### What this task involves
Set down each entry exactly as given; pictures should not appear in the copy.

....

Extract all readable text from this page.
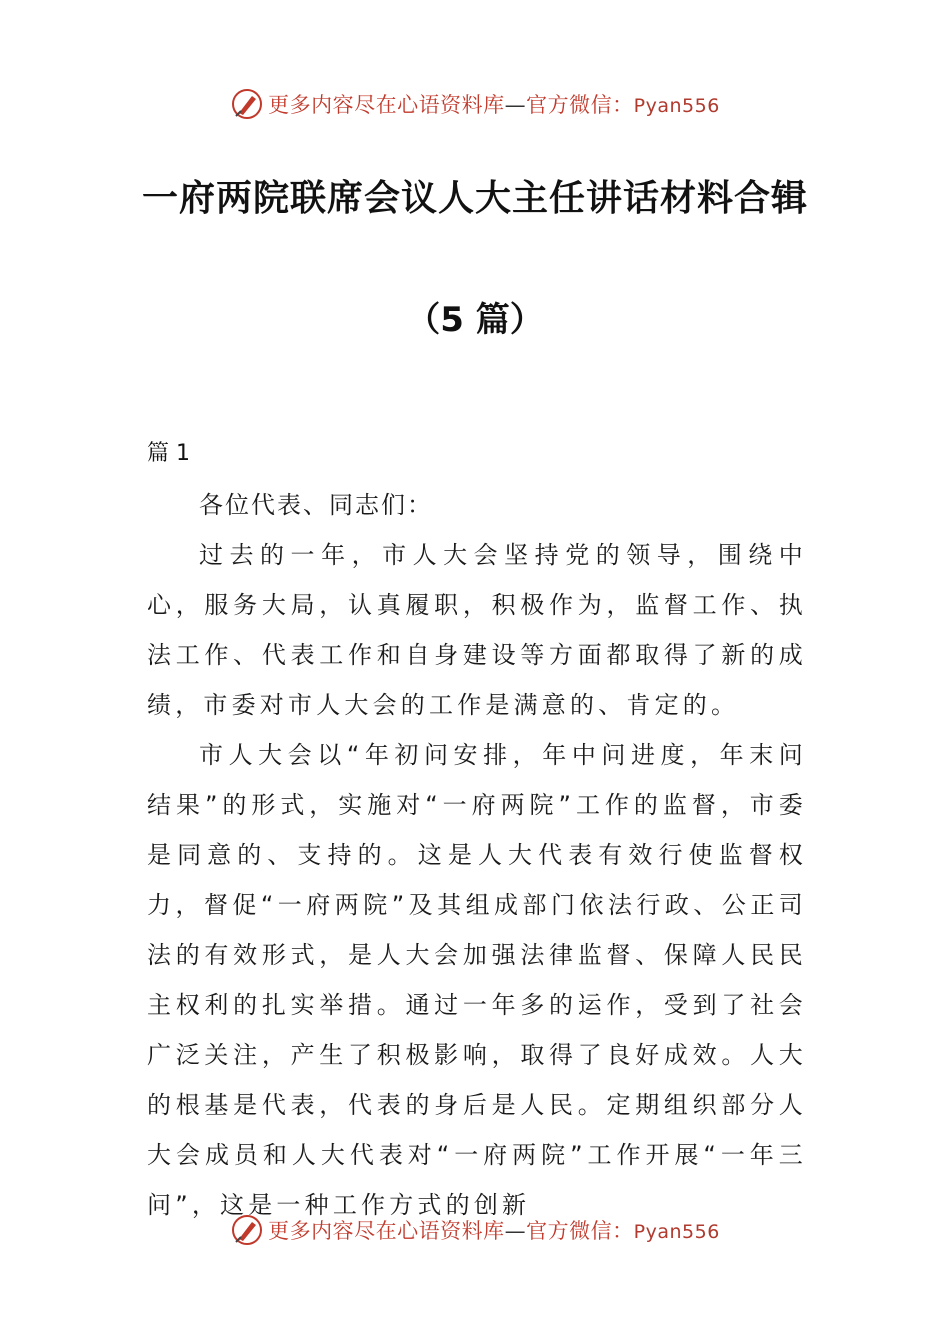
更多内容尽在心语资料库—官方微信：Pyan556
一府两院联席会议人大主任讲话材料合辑
（5 篇）
篇 1
各位代表、同志们：

过去的一年，市人大会坚持党的领导，围绕中心，服务大局，认真履职，积极作为，监督工作、执法工作、代表工作和自身建设等方面都取得了新的成绩，市委对市人大会的工作是满意的、肯定的。

市人大会以“年初问安排，年中问进度，年末问结果”的形式，实施对“一府两院”工作的监督，市委是同意的、支持的。这是人大代表有效行使监督权力，督促“一府两院”及其组成部门依法行政、公正司法的有效形式，是人大会加强法律监督、保障人民民主权利的扎实举措。通过一年多的运作，受到了社会广泛关注，产生了积极影响，取得了良好成效。人大的根基是代表，代表的身后是人民。定期组织部分人大会成员和人大代表对“一府两院”工作开展“一年三问”，这是一种工作方式的创新

更多内容尽在心语资料库—官方微信：Pyan556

....

### Task output
Extract all readable text from this page.
更多内容尽在心语资料库—官方微信：Pyan556
一府两院联席会议人大主任讲话材料合辑
（5 篇）
篇 1
各位代表、同志们：

过去的一年，市人大会坚持党的领导，围绕中心，服务大局，认真履职，积极作为，监督工作、执法工作、代表工作和自身建设等方面都取得了新的成绩，市委对市人大会的工作是满意的、肯定的。

市人大会以“年初问安排，年中问进度，年末问结果”的形式，实施对“一府两院”工作的监督，市委是同意的、支持的。这是人大代表有效行使监督权力，督促“一府两院”及其组成部门依法行政、公正司法的有效形式，是人大会加强法律监督、保障人民民主权利的扎实举措。通过一年多的运作，受到了社会广泛关注，产生了积极影响，取得了良好成效。人大的根基是代表，代表的身后是人民。定期组织部分人大会成员和人大代表对“一府两院”工作开展“一年三问”，这是一种工作方式的创新

更多内容尽在心语资料库—官方微信：Pyan556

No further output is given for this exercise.